Görev yönergesi:
Kayıtların başından "label scrum: SCRUM: [469, 2263, 523, 2279]" geçen satıra kadar (o satır da dahil) olan satırları yeniden yaz; "scrum text" yerine "scrum paragraph" koy, geri kalan her şeyi olduğu gibi bırak.

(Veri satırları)
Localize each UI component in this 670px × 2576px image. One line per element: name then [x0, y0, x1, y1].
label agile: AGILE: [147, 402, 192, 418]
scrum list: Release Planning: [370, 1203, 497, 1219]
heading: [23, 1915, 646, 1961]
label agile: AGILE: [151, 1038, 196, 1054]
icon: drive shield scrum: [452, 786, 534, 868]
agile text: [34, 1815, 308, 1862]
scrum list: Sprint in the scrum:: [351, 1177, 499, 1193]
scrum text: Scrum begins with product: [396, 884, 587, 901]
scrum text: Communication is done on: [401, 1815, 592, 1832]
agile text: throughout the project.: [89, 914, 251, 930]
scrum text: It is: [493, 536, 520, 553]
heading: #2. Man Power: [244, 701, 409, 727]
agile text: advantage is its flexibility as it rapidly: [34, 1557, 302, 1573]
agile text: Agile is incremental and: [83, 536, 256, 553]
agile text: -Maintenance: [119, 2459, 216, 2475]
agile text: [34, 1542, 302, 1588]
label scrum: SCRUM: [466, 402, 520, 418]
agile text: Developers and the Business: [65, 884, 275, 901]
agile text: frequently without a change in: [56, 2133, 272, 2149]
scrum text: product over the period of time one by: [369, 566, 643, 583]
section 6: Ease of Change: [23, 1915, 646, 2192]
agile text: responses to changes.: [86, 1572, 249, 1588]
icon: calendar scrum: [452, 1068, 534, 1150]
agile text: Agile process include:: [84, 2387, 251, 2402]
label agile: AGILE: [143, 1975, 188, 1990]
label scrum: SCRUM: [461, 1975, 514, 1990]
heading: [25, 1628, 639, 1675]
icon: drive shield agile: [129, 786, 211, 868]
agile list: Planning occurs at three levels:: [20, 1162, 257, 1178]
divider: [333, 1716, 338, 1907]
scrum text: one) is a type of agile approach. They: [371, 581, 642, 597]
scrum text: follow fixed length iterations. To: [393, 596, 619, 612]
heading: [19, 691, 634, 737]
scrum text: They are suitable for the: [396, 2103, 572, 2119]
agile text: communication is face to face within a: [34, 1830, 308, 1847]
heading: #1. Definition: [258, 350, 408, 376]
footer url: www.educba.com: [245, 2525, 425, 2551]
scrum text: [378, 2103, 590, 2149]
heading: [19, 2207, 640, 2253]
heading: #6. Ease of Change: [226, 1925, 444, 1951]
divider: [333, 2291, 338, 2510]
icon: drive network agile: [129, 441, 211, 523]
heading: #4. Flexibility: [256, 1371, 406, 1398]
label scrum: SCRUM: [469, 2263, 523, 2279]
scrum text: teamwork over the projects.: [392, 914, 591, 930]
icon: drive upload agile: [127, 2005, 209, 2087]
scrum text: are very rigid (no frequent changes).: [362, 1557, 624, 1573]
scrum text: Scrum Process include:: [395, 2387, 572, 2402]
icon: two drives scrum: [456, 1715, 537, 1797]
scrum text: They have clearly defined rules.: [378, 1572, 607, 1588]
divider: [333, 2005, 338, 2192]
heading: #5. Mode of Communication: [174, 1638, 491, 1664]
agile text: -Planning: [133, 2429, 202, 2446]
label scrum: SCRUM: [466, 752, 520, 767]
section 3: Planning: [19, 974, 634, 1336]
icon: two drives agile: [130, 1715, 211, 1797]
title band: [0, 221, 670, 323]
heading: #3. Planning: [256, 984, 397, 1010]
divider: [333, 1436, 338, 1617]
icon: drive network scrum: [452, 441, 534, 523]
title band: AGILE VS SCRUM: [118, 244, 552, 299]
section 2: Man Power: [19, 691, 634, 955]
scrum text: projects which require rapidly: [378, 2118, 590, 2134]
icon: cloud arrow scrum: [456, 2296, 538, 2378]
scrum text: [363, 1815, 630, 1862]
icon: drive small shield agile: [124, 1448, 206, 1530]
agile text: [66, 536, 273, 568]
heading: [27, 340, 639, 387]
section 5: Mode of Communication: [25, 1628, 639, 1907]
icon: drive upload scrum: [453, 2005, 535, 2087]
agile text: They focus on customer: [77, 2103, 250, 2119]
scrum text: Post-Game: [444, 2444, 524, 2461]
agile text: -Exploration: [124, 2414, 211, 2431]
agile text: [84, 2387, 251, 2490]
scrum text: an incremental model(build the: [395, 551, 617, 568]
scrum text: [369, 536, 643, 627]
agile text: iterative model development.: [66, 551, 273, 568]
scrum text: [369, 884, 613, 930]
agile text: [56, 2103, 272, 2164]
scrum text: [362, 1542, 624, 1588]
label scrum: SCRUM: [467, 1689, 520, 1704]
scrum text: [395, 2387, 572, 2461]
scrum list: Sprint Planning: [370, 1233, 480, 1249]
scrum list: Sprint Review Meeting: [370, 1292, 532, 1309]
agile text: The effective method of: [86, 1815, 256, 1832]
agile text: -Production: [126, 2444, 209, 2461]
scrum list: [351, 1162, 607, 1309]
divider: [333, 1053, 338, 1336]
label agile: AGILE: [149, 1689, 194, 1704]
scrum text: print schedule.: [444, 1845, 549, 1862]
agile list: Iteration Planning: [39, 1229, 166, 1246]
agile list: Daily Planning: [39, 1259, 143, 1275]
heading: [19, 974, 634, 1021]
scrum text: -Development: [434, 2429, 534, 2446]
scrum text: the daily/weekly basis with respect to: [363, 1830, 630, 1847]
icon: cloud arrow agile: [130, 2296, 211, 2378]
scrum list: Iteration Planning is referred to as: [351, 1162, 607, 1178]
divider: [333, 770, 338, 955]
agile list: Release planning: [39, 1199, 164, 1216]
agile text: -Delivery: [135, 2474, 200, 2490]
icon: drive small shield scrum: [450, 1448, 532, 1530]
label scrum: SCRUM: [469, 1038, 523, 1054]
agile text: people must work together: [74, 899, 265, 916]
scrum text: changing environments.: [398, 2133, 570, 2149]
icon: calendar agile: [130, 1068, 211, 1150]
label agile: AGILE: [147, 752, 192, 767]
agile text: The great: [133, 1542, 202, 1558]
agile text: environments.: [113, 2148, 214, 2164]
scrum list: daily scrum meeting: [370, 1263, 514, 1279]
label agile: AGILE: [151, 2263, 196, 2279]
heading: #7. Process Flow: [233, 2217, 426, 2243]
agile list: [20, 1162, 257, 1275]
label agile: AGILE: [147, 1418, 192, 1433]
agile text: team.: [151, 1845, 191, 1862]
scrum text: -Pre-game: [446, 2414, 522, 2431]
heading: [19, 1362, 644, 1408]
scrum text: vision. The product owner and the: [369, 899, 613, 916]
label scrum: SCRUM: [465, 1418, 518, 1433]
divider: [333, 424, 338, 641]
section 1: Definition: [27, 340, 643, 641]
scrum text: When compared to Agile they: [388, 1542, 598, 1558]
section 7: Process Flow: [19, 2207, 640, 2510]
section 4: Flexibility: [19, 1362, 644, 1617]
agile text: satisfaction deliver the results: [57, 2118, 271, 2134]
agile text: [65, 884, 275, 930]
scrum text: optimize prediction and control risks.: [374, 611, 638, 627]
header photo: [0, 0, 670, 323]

Sorunun çözümü:
Localize each UI component in this 670px × 2576px image. One line per element: name then [x0, y0, x1, y1].
label agile: AGILE: [147, 402, 192, 418]
scrum list: Release Planning: [370, 1203, 497, 1219]
heading: [23, 1915, 646, 1961]
label agile: AGILE: [151, 1038, 196, 1054]
icon: drive shield scrum: [452, 786, 534, 868]
agile text: [34, 1815, 308, 1862]
scrum list: Sprint in the scrum:: [351, 1177, 499, 1193]
scrum paragraph: Scrum begins with product: [396, 884, 587, 901]
scrum paragraph: Communication is done on: [401, 1815, 592, 1832]
agile text: throughout the project.: [89, 914, 251, 930]
scrum paragraph: It is: [493, 536, 520, 553]
heading: #2. Man Power: [244, 701, 409, 727]
agile text: advantage is its flexibility as it rapidly: [34, 1557, 302, 1573]
agile text: Agile is incremental and: [83, 536, 256, 553]
agile text: -Maintenance: [119, 2459, 216, 2475]
agile text: [34, 1542, 302, 1588]
label scrum: SCRUM: [466, 402, 520, 418]
agile text: Developers and the Business: [65, 884, 275, 901]
agile text: frequently without a change in: [56, 2133, 272, 2149]
scrum paragraph: product over the period of time one by: [369, 566, 643, 583]
section 6: Ease of Change: [23, 1915, 646, 2192]
agile text: responses to changes.: [86, 1572, 249, 1588]
icon: calendar scrum: [452, 1068, 534, 1150]
agile text: Agile process include:: [84, 2387, 251, 2402]
label agile: AGILE: [143, 1975, 188, 1990]
label scrum: SCRUM: [461, 1975, 514, 1990]
heading: [25, 1628, 639, 1675]
icon: drive shield agile: [129, 786, 211, 868]
agile list: Planning occurs at three levels:: [20, 1162, 257, 1178]
divider: [333, 1716, 338, 1907]
scrum paragraph: one) is a type of agile approach. They: [371, 581, 642, 597]
scrum paragraph: follow fixed length iterations. To: [393, 596, 619, 612]
heading: [19, 691, 634, 737]
scrum paragraph: They are suitable for the: [396, 2103, 572, 2119]
agile text: communication is face to face within a: [34, 1830, 308, 1847]
heading: #1. Definition: [258, 350, 408, 376]
footer url: www.educba.com: [245, 2525, 425, 2551]
scrum paragraph: [378, 2103, 590, 2149]
heading: [19, 2207, 640, 2253]
heading: #6. Ease of Change: [226, 1925, 444, 1951]
divider: [333, 2291, 338, 2510]
icon: drive network agile: [129, 441, 211, 523]
heading: #4. Flexibility: [256, 1371, 406, 1398]
label scrum: SCRUM: [469, 2263, 523, 2279]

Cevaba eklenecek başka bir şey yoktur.